• [Aim]: Determine how many lines contain the string "name", then reply with that figure only.

• [Extracted data]:
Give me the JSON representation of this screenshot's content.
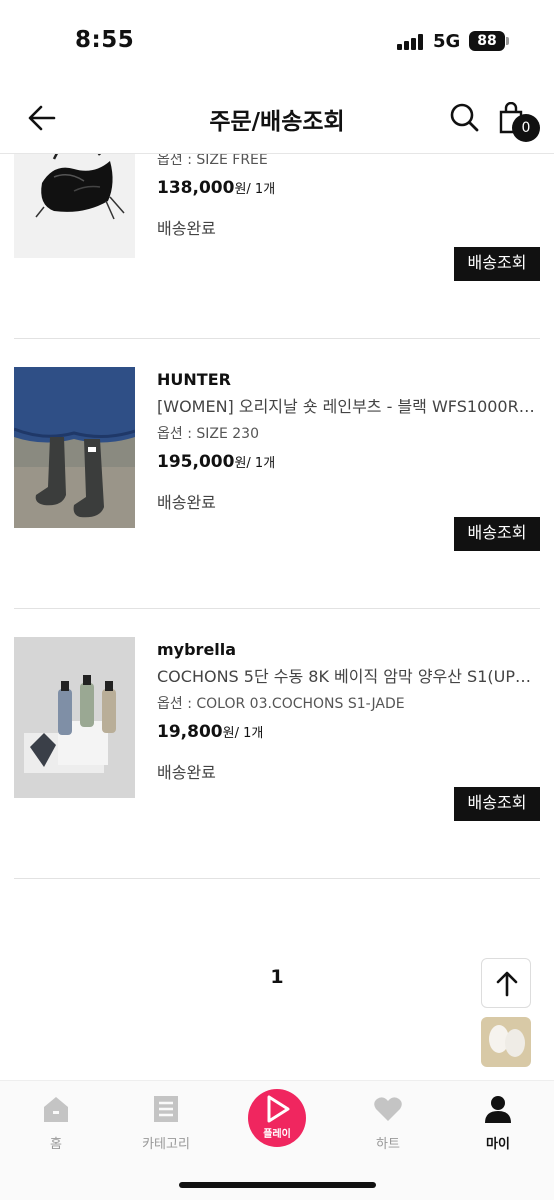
{
  "status_bar": {
    "time": "8:55",
    "network": "5G",
    "battery": "88"
  },
  "header": {
    "title": "주문/배송조회",
    "cart_count": "0"
  },
  "orders": [
    {
      "brand": "",
      "name": "",
      "option": "옵션 : SIZE FREE",
      "price": "138,000",
      "currency": "원",
      "qty": "/ 1개",
      "status": "배송완료",
      "track_label": "배송조회"
    },
    {
      "brand": "HUNTER",
      "name": "[WOMEN] 오리지날 숏 레인부츠 - 블랙 WFS1000RMA...",
      "option": "옵션 : SIZE 230",
      "price": "195,000",
      "currency": "원",
      "qty": "/ 1개",
      "status": "배송완료",
      "track_label": "배송조회"
    },
    {
      "brand": "mybrella",
      "name": "COCHONS 5단 수동 8K 베이직 암막 양우산 S1(UPF5...",
      "option": "옵션 : COLOR 03.COCHONS S1-JADE",
      "price": "19,800",
      "currency": "원",
      "qty": "/ 1개",
      "status": "배송완료",
      "track_label": "배송조회"
    }
  ],
  "pagination": {
    "current_page": "1"
  },
  "tab_bar": {
    "items": [
      {
        "label": "홈",
        "icon": "home-icon"
      },
      {
        "label": "카테고리",
        "icon": "category-list-icon"
      },
      {
        "label": "플레이",
        "icon": "play-icon"
      },
      {
        "label": "하트",
        "icon": "heart-icon"
      },
      {
        "label": "마이",
        "icon": "person-icon"
      }
    ],
    "active": "마이"
  },
  "colors": {
    "accent": "#f0265f",
    "button": "#111111"
  }
}
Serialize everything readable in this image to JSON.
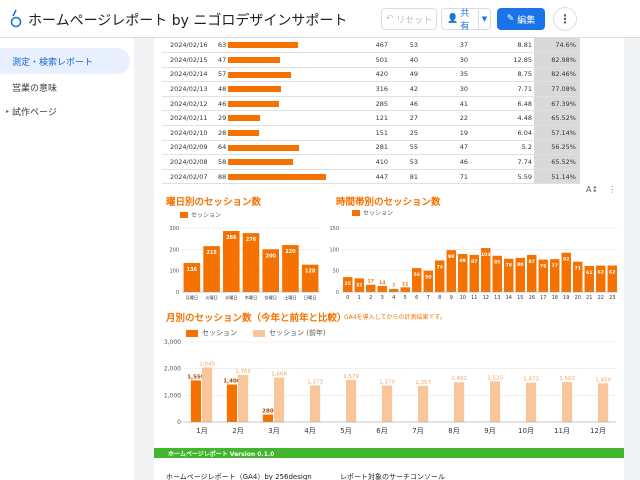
{
  "header": {
    "title": "ホームページレポート by ニゴロデザインサポート",
    "reset_label": "リセット",
    "share_label": "共有",
    "edit_label": "編集"
  },
  "sidebar": {
    "items": [
      {
        "label": "測定・検索レポート"
      },
      {
        "label": "営業の意味"
      },
      {
        "label": "試作ページ"
      }
    ]
  },
  "table": {
    "rows": [
      {
        "date": "2024/02/16",
        "sessions": 63,
        "v1": "467",
        "v2": "53",
        "v3": "37",
        "v4": "8.81",
        "pct": "74.6%"
      },
      {
        "date": "2024/02/15",
        "sessions": 47,
        "v1": "501",
        "v2": "40",
        "v3": "30",
        "v4": "12.85",
        "pct": "82.98%"
      },
      {
        "date": "2024/02/14",
        "sessions": 57,
        "v1": "420",
        "v2": "49",
        "v3": "35",
        "v4": "8.75",
        "pct": "82.46%"
      },
      {
        "date": "2024/02/13",
        "sessions": 48,
        "v1": "316",
        "v2": "42",
        "v3": "30",
        "v4": "7.71",
        "pct": "77.08%"
      },
      {
        "date": "2024/02/12",
        "sessions": 46,
        "v1": "285",
        "v2": "46",
        "v3": "41",
        "v4": "6.48",
        "pct": "67.39%"
      },
      {
        "date": "2024/02/11",
        "sessions": 29,
        "v1": "121",
        "v2": "27",
        "v3": "22",
        "v4": "4.48",
        "pct": "65.52%"
      },
      {
        "date": "2024/02/10",
        "sessions": 28,
        "v1": "151",
        "v2": "25",
        "v3": "19",
        "v4": "6.04",
        "pct": "57.14%"
      },
      {
        "date": "2024/02/09",
        "sessions": 64,
        "v1": "281",
        "v2": "55",
        "v3": "47",
        "v4": "5.2",
        "pct": "56.25%"
      },
      {
        "date": "2024/02/08",
        "sessions": 58,
        "v1": "410",
        "v2": "53",
        "v3": "46",
        "v4": "7.74",
        "pct": "65.52%"
      },
      {
        "date": "2024/02/07",
        "sessions": 88,
        "v1": "447",
        "v2": "81",
        "v3": "71",
        "v4": "5.59",
        "pct": "51.14%"
      }
    ]
  },
  "sections": {
    "weekday_title": "曜日別のセッション数",
    "hour_title": "時間帯別のセッション数",
    "monthly_title": "月別のセッション数（今年と前年と比較）",
    "monthly_note": "GA4を導入してからの計測結果です。",
    "legend_session": "セッション",
    "legend_prev": "セッション (前年)"
  },
  "footer": {
    "band_label": "ホームページレポート Version 0.1.0",
    "left_text": "ホームページレポート（GA4）by 256design",
    "right_text": "レポート対象のサーチコンソール"
  },
  "colors": {
    "accent": "#f57200",
    "accent_light": "#f9c59b",
    "band": "#41b52c",
    "primary": "#1a73e8"
  },
  "chart_data": [
    {
      "type": "bar",
      "title": "曜日別のセッション数",
      "categories": [
        "月曜日",
        "火曜日",
        "水曜日",
        "木曜日",
        "金曜日",
        "土曜日",
        "日曜日"
      ],
      "values": [
        136,
        215,
        286,
        276,
        200,
        220,
        128
      ],
      "ylim": [
        0,
        300
      ],
      "yticks": [
        0,
        100,
        200,
        300
      ],
      "series": [
        {
          "name": "セッション",
          "values": [
            136,
            215,
            286,
            276,
            200,
            220,
            128
          ]
        }
      ]
    },
    {
      "type": "bar",
      "title": "時間帯別のセッション数",
      "categories": [
        "0",
        "1",
        "2",
        "3",
        "4",
        "5",
        "6",
        "7",
        "8",
        "9",
        "10",
        "11",
        "12",
        "13",
        "14",
        "15",
        "16",
        "17",
        "18",
        "19",
        "20",
        "21",
        "22",
        "23"
      ],
      "values": [
        35,
        32,
        17,
        14,
        7,
        11,
        56,
        50,
        74,
        98,
        89,
        87,
        103,
        85,
        78,
        80,
        87,
        76,
        77,
        92,
        71,
        61,
        62,
        62
      ],
      "ylim": [
        0,
        150
      ],
      "yticks": [
        0,
        50,
        100,
        150
      ],
      "series": [
        {
          "name": "セッション",
          "values": [
            35,
            32,
            17,
            14,
            7,
            11,
            56,
            50,
            74,
            98,
            89,
            87,
            103,
            85,
            78,
            80,
            87,
            76,
            77,
            92,
            71,
            61,
            62,
            62
          ]
        }
      ]
    },
    {
      "type": "bar",
      "title": "月別のセッション数（今年と前年と比較）",
      "categories": [
        "1月",
        "2月",
        "3月",
        "4月",
        "5月",
        "6月",
        "7月",
        "8月",
        "9月",
        "10月",
        "11月",
        "12月"
      ],
      "ylim": [
        0,
        3000
      ],
      "yticks": [
        0,
        1000,
        2000,
        3000
      ],
      "series": [
        {
          "name": "セッション",
          "values": [
            1559,
            1406,
            280,
            null,
            null,
            null,
            null,
            null,
            null,
            null,
            null,
            null
          ]
        },
        {
          "name": "セッション (前年)",
          "values": [
            2045,
            1765,
            1666,
            1373,
            1579,
            1370,
            1357,
            1492,
            1525,
            1473,
            1502,
            1450
          ]
        }
      ]
    }
  ]
}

• [Expected output]: 7